start Stored data
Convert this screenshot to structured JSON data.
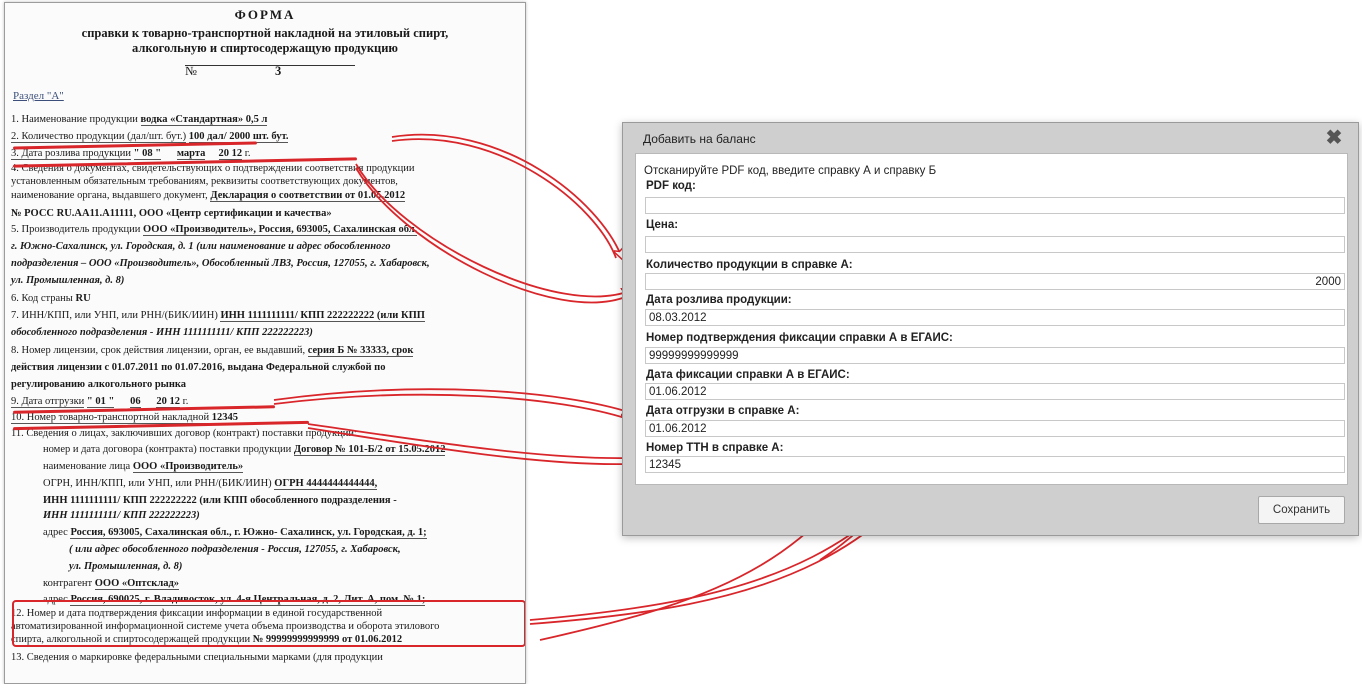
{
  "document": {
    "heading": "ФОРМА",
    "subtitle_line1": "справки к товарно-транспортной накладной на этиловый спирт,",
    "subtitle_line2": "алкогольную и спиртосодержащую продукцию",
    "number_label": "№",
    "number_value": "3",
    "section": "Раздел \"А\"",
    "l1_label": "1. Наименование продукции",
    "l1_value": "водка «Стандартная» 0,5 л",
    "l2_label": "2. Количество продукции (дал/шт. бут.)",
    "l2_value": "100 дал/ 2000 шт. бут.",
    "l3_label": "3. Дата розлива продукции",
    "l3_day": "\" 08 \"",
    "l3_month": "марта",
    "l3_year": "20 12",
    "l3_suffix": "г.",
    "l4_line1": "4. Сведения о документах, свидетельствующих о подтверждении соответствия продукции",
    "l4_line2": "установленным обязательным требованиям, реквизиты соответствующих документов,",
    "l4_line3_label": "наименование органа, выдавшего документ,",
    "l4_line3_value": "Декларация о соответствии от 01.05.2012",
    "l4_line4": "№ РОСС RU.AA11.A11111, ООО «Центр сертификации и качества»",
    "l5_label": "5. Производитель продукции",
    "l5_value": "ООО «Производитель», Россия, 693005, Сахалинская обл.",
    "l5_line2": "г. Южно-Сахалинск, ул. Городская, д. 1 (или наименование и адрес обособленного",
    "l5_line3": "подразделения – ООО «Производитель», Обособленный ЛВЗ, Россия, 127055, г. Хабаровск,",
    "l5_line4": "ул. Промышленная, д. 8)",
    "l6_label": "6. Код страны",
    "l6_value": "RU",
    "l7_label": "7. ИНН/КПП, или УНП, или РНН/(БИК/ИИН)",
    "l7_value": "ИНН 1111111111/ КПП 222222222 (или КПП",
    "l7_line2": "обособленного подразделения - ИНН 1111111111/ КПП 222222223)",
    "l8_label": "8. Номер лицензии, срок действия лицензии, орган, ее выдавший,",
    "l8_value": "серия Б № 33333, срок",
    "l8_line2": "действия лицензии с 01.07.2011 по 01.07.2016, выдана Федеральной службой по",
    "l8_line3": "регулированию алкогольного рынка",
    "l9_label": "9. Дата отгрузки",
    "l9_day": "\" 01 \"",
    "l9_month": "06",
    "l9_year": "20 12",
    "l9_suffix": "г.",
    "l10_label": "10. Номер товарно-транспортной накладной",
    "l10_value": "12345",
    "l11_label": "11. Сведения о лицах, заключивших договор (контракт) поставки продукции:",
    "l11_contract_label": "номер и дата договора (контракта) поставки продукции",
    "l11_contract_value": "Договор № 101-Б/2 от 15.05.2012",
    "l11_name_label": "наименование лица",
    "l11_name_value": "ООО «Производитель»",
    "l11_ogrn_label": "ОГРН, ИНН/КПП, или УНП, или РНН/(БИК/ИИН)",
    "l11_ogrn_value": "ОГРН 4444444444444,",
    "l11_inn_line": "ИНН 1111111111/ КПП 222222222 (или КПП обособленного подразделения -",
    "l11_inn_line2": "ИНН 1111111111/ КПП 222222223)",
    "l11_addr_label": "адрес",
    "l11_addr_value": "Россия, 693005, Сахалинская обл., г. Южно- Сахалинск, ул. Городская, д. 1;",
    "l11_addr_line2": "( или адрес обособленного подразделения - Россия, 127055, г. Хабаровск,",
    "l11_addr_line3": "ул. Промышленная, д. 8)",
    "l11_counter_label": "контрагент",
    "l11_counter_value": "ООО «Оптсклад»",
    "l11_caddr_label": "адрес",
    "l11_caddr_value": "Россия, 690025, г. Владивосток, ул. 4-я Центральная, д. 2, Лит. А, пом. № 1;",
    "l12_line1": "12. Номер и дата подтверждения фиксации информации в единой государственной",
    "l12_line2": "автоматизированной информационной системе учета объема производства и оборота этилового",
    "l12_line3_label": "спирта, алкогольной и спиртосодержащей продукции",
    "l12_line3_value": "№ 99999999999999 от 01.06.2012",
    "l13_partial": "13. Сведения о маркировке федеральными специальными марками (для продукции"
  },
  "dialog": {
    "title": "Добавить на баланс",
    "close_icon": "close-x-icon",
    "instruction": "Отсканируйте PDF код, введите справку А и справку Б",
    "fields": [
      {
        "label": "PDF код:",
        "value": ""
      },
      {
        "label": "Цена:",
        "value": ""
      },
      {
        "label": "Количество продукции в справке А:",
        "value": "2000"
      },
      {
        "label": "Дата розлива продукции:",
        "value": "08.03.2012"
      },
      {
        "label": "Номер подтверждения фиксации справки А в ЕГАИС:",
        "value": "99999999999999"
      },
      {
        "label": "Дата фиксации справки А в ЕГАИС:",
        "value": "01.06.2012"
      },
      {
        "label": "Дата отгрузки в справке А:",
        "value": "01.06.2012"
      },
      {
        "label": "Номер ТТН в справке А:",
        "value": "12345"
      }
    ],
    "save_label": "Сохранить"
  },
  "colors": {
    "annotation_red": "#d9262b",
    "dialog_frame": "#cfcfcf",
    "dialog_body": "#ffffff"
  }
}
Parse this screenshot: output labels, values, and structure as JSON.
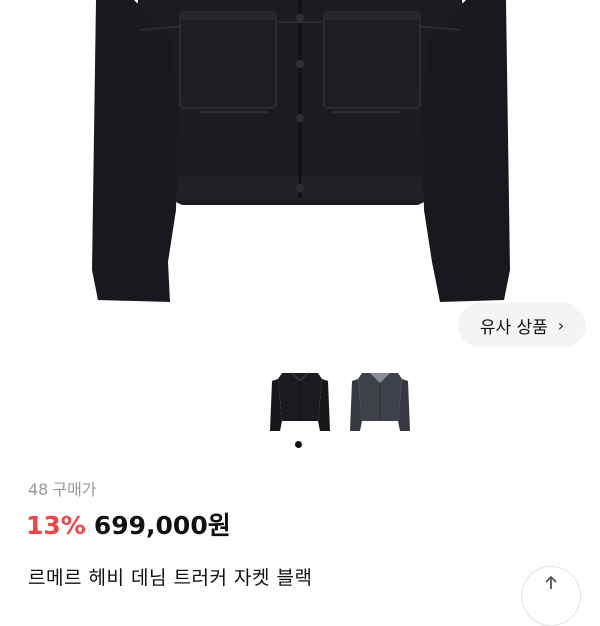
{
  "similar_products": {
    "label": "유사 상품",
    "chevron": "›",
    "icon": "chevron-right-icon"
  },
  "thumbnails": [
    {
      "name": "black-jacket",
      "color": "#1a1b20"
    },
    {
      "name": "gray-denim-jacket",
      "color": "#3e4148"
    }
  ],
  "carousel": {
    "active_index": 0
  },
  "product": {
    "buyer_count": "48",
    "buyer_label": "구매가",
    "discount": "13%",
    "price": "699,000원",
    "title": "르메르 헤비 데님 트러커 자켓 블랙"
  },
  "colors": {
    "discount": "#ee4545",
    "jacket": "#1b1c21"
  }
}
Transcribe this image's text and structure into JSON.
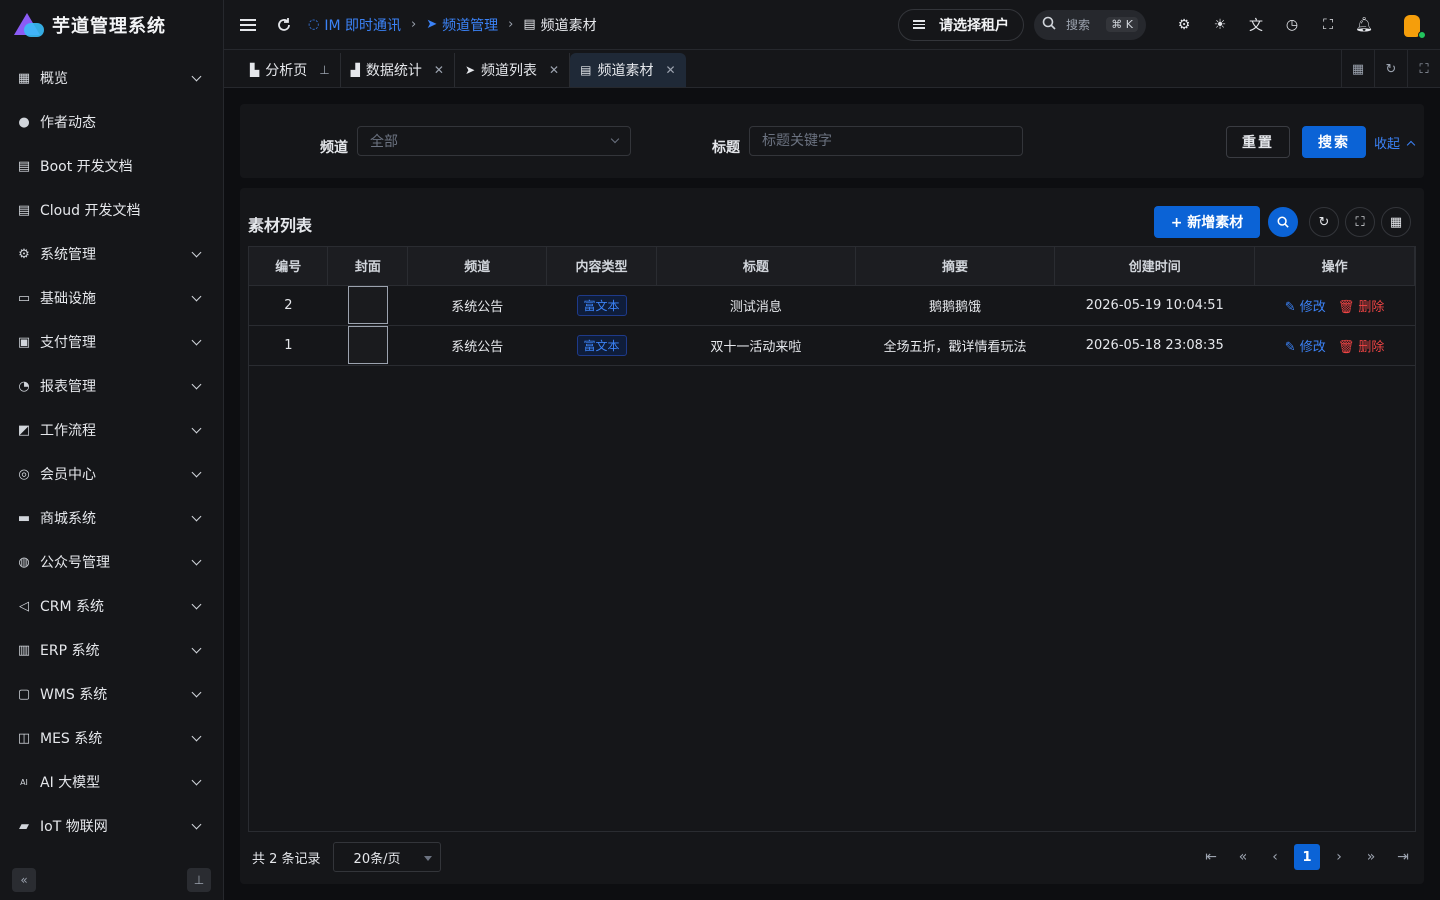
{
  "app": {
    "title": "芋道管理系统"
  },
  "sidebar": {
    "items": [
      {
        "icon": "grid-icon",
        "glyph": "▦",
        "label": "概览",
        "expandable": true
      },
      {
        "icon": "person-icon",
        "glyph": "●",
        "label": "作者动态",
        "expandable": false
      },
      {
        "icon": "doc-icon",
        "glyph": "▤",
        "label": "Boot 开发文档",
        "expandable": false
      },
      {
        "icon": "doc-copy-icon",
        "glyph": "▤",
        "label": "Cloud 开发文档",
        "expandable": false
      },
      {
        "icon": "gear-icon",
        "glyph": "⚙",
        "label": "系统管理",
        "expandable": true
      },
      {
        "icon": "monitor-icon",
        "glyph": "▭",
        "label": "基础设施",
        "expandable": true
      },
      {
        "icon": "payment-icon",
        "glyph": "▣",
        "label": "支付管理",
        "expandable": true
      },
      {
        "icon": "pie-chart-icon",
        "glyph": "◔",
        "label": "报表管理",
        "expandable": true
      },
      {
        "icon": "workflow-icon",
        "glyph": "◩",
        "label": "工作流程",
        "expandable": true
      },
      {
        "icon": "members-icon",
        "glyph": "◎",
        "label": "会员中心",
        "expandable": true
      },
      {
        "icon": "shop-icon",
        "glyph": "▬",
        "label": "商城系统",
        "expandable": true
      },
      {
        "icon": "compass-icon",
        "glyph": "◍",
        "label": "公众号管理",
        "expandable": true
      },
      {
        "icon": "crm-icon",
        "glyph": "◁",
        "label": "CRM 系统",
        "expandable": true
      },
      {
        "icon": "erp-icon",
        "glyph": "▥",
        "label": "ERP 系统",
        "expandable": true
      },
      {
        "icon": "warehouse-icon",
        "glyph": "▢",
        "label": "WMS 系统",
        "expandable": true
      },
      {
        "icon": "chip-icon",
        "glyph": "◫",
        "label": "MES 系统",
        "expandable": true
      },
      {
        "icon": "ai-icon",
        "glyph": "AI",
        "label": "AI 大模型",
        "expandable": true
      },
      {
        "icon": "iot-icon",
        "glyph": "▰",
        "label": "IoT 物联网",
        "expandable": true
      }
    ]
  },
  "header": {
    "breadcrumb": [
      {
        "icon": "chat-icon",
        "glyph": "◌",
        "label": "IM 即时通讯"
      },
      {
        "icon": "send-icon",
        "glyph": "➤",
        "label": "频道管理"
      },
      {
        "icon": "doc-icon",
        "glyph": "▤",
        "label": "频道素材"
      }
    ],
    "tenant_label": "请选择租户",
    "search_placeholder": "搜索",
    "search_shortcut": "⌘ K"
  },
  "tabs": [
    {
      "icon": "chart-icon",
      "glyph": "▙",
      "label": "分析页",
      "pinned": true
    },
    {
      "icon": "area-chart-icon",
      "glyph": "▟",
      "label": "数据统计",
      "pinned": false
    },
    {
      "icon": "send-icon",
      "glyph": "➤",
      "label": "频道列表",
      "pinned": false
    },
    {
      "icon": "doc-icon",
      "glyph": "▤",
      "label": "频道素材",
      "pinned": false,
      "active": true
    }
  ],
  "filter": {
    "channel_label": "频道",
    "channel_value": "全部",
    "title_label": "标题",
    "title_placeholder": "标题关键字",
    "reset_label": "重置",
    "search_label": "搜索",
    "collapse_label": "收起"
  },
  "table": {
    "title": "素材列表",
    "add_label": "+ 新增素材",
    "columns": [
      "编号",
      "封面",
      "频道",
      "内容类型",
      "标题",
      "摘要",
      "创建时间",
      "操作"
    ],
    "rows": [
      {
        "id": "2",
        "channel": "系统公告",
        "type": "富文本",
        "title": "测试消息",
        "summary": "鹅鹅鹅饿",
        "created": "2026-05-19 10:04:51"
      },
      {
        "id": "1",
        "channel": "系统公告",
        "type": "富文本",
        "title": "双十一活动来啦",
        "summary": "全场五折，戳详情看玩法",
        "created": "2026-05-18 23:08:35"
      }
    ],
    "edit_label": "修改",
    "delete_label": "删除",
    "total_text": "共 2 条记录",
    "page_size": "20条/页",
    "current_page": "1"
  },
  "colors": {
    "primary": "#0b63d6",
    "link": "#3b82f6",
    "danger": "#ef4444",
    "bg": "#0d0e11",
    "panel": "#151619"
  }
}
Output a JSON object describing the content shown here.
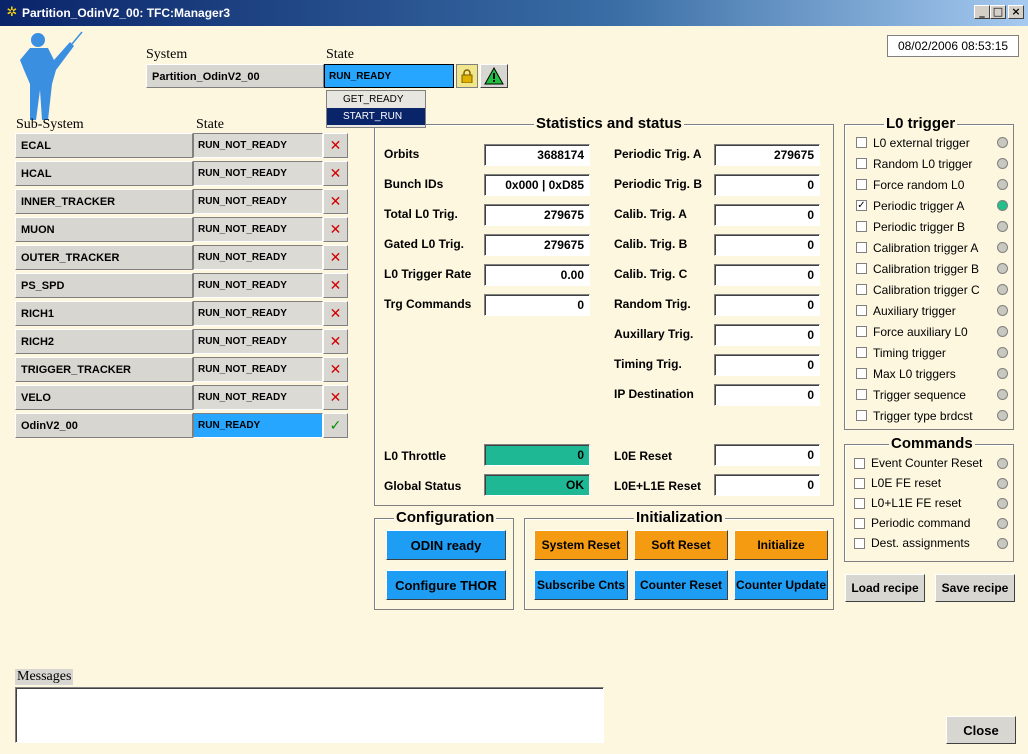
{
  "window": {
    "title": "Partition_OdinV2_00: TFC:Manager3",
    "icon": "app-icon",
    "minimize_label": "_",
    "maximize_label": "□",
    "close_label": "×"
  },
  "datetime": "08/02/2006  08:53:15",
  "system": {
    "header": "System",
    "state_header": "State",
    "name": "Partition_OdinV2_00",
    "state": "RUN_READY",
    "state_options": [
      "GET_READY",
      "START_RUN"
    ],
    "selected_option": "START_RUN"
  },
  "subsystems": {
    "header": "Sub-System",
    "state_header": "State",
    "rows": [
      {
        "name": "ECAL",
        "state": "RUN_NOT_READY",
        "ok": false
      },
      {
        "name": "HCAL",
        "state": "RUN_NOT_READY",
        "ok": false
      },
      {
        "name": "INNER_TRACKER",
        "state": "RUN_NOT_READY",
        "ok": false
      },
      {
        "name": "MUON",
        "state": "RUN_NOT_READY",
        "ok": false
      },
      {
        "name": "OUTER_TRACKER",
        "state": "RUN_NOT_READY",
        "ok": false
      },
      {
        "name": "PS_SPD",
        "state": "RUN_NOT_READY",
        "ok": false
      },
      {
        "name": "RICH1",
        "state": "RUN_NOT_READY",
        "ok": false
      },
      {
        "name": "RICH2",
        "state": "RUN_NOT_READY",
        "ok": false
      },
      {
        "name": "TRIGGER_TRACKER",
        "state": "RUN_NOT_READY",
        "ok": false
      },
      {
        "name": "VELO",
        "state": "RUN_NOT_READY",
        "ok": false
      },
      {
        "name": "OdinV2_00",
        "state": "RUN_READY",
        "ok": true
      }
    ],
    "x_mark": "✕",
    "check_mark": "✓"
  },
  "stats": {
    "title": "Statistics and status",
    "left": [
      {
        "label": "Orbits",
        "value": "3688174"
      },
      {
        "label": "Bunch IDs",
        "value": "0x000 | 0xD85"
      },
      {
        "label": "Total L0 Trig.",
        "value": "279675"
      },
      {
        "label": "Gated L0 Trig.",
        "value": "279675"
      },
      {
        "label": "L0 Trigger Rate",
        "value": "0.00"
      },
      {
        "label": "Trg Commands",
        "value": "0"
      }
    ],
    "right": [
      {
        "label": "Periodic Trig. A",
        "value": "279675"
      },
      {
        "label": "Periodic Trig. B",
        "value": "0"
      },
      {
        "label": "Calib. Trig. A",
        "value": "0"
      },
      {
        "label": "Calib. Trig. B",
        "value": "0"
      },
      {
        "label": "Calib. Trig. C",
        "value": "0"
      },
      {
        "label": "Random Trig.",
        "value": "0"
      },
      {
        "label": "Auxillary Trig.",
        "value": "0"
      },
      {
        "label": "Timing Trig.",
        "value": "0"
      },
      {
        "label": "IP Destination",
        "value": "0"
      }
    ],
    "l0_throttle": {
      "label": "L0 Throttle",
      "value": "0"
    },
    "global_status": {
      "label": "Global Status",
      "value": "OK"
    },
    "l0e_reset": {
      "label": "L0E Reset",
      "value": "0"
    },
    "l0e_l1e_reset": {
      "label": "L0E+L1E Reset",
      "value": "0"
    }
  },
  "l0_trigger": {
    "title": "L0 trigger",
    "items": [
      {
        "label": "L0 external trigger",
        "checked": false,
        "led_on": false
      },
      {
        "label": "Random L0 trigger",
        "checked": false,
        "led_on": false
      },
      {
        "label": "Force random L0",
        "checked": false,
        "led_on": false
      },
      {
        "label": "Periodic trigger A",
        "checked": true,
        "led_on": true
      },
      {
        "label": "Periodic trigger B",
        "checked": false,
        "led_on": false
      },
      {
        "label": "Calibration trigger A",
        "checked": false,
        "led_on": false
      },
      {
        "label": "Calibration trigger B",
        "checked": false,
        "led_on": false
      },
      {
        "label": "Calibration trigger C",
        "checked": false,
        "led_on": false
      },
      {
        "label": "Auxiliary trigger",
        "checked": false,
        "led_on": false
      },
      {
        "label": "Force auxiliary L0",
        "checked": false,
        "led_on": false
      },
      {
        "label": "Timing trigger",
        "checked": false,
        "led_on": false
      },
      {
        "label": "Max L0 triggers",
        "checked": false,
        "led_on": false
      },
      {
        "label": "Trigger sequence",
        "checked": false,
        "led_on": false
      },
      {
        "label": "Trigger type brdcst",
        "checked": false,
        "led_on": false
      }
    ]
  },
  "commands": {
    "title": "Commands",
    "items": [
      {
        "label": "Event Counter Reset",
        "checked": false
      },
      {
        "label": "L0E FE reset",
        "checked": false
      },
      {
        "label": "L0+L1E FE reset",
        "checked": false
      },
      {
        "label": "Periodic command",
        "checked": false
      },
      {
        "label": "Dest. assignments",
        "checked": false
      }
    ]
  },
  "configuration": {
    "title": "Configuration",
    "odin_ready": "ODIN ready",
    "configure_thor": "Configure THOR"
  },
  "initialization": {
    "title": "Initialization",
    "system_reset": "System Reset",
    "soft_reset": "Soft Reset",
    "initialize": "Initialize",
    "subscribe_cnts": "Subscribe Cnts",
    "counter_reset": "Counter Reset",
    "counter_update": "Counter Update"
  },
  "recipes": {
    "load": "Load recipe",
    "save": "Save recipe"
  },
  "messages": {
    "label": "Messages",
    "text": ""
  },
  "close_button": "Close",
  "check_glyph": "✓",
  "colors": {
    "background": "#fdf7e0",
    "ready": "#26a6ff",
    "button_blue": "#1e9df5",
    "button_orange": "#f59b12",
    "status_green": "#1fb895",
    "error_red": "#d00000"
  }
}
end Stored data
• Your task:
Pick out and copy the lines of the entries that hold the string "Количество".

• Solution for this exercise:
    "l2_label": "2. Количество продукции (дал/шт. бут.)",
        "label": "Количество продукции в справке А:",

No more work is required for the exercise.